Aim:
Go through the material below and copy each line where the word "object" appears.

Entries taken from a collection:
--------------------
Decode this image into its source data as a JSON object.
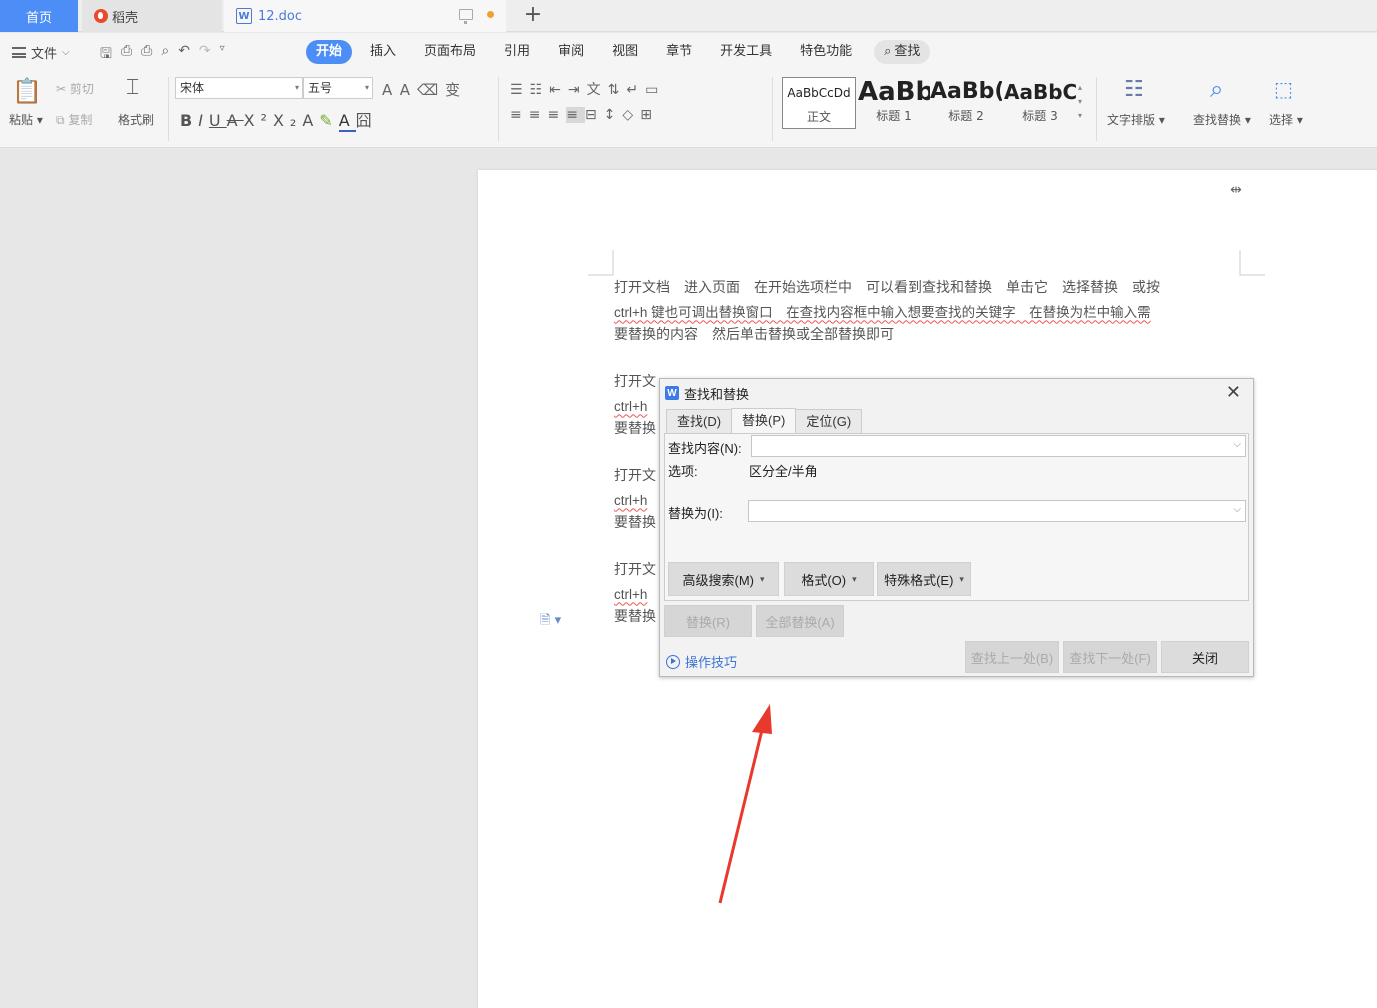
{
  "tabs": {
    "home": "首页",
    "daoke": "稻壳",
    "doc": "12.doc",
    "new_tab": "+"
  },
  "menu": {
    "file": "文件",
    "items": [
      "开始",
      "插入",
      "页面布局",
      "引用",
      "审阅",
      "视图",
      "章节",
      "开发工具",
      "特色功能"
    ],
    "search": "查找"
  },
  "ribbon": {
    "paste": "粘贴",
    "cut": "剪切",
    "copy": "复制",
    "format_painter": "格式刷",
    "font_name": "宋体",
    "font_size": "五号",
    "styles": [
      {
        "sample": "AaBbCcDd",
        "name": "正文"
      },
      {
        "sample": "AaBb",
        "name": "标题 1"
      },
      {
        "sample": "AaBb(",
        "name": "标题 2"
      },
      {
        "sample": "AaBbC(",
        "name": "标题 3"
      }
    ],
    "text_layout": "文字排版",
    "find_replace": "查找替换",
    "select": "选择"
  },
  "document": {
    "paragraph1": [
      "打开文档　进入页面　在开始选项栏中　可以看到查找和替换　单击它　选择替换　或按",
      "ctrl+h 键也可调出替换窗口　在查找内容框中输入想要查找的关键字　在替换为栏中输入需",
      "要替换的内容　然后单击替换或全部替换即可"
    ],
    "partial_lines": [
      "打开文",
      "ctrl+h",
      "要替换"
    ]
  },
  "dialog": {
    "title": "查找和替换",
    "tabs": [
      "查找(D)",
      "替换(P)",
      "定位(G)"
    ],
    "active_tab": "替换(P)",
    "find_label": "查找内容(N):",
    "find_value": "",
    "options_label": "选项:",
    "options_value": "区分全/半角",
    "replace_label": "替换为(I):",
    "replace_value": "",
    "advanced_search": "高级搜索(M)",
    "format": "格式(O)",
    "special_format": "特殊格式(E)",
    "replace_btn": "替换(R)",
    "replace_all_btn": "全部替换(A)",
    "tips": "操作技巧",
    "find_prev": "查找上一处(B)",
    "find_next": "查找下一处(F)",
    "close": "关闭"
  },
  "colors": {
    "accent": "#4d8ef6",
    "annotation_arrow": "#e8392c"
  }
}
--------------------
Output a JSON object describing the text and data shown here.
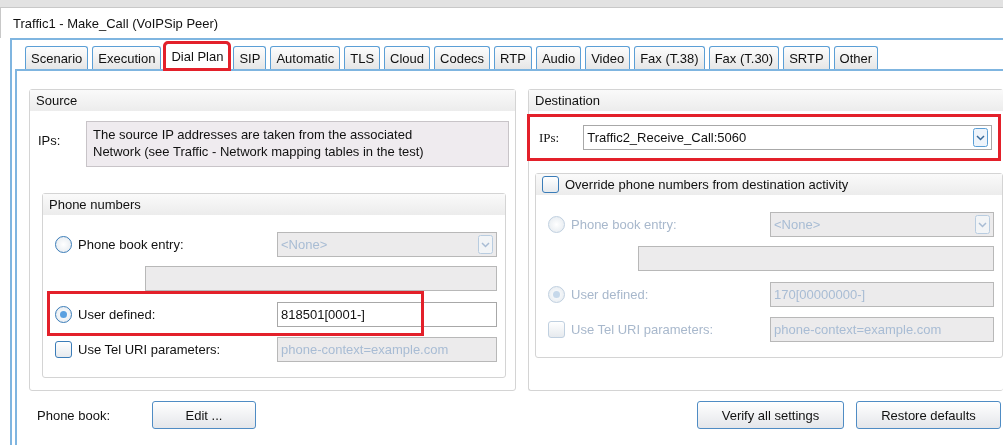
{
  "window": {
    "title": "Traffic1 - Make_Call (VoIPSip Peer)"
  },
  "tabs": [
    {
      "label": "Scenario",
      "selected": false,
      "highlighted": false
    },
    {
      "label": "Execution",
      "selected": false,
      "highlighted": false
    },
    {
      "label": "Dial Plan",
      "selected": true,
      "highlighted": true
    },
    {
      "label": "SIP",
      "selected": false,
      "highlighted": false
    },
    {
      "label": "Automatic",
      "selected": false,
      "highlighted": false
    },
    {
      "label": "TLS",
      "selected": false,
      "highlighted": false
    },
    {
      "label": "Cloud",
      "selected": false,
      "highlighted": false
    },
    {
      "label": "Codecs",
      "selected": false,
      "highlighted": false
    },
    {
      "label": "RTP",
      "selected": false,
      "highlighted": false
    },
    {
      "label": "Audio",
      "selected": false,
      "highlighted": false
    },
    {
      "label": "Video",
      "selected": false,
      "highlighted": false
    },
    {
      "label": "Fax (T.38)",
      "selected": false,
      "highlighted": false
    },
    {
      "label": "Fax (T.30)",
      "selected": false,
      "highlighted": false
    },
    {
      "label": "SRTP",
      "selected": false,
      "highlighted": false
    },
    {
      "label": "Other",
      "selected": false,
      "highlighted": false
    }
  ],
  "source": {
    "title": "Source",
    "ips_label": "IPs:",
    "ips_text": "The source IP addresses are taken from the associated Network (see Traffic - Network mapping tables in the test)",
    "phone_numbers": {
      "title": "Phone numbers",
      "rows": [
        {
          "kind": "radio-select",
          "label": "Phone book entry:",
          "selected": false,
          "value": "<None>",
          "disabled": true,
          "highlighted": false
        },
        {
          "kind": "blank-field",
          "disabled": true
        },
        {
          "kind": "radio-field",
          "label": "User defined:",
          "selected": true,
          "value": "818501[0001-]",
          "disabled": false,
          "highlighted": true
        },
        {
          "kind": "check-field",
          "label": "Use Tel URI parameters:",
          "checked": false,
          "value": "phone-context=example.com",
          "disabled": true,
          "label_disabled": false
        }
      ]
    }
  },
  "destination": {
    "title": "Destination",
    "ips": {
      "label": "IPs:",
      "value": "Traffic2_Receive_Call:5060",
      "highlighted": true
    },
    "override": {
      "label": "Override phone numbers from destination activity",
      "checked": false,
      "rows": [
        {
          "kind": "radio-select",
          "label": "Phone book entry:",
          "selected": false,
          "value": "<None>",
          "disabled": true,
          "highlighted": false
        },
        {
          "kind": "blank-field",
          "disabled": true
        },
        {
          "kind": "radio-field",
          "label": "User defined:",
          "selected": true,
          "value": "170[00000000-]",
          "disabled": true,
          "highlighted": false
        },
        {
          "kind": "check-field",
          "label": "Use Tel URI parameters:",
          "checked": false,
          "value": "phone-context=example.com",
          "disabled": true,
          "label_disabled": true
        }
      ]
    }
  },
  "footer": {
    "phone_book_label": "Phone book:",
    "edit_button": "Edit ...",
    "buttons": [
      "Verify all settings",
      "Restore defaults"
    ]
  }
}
--------------------
Response to the exercise:
Decode this image into its source data as a JSON object.
Output a JSON object describing the text and data shown here.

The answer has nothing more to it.